# What you need to do
Report the count of lines below in which the string "Services" occurs; include nothing else.

# Excerpted records
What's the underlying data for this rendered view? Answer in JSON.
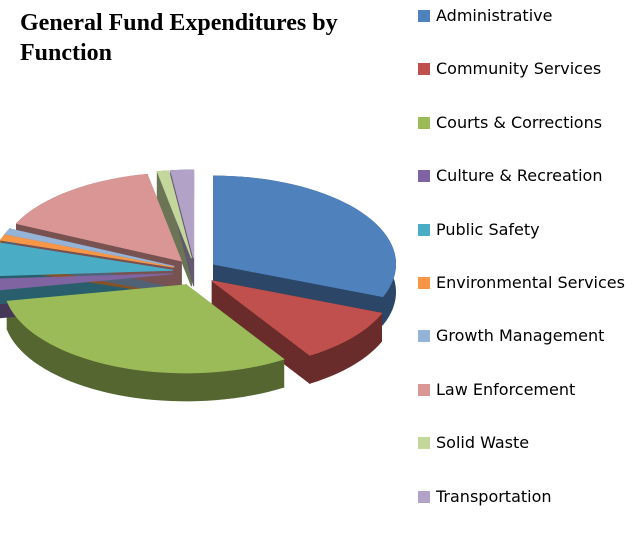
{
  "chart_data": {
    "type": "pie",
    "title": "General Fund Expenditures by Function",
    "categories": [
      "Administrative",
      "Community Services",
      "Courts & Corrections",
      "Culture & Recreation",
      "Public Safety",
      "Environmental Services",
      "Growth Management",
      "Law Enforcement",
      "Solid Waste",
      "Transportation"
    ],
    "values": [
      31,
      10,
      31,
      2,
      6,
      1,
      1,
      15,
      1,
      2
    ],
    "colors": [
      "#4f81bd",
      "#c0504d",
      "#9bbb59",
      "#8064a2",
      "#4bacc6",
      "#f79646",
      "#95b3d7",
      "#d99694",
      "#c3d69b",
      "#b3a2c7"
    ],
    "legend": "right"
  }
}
--
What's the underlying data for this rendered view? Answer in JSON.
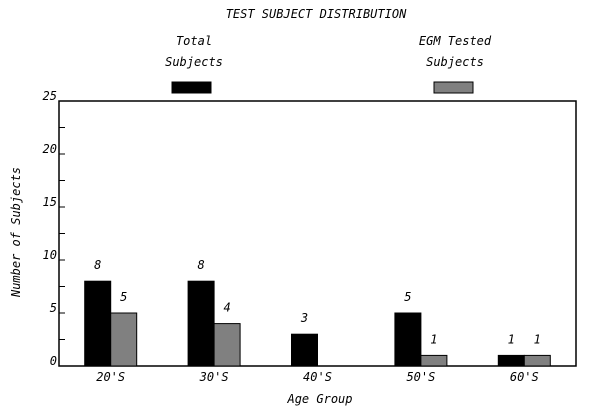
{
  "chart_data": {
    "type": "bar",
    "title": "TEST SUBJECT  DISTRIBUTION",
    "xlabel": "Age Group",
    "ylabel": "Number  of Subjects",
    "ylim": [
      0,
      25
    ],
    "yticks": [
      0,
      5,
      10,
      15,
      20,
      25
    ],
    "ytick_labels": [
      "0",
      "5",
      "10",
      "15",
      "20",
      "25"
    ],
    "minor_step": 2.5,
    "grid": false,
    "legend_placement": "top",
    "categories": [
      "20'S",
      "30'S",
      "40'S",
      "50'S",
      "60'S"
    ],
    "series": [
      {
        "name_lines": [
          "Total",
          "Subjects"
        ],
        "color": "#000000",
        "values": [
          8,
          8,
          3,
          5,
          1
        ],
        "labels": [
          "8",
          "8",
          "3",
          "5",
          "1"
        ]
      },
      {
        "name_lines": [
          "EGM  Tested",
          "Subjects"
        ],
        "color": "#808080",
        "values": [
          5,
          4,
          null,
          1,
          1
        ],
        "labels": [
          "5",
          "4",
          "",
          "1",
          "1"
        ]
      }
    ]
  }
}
...
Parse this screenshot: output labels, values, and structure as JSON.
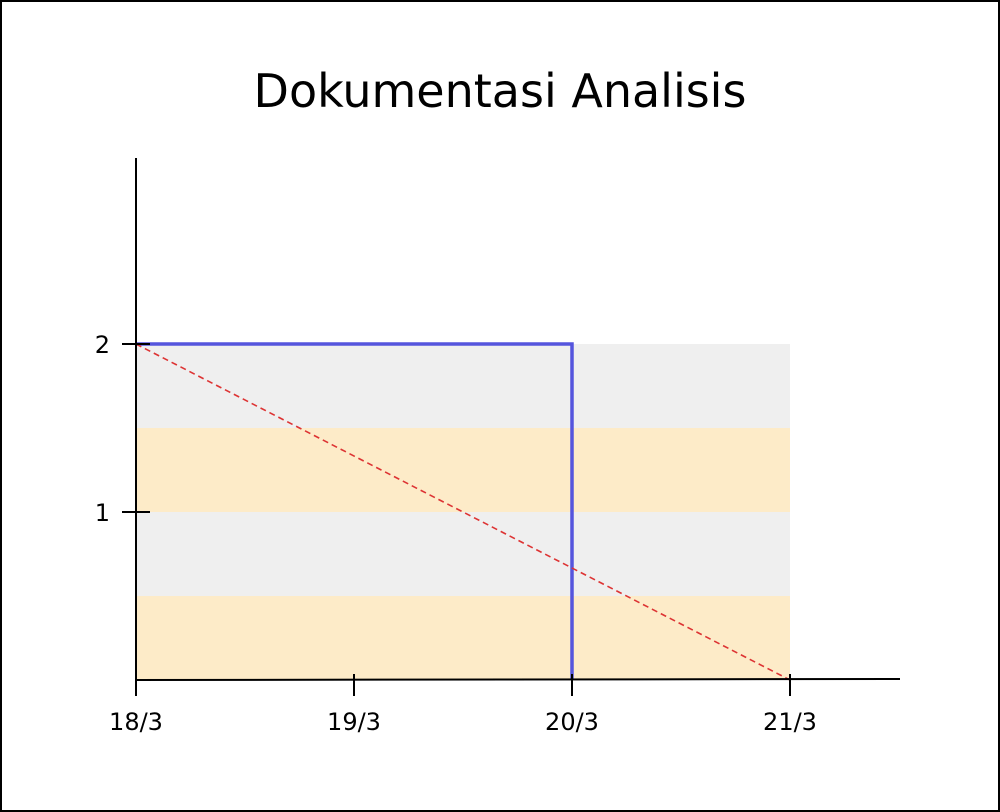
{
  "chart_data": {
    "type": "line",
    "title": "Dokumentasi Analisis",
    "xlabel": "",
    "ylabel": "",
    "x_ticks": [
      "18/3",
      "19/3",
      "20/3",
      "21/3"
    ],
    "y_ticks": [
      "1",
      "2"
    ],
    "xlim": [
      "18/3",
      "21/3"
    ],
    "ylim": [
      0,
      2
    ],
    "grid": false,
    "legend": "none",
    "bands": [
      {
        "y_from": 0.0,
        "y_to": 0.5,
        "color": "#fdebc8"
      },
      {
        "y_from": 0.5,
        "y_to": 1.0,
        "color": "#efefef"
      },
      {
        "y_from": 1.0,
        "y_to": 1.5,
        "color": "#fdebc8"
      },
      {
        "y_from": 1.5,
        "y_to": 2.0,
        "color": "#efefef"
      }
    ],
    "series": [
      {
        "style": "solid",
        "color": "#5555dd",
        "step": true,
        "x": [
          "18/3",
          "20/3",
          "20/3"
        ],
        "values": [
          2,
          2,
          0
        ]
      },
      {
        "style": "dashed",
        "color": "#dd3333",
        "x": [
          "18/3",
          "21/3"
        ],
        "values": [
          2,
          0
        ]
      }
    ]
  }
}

# Exercise result
2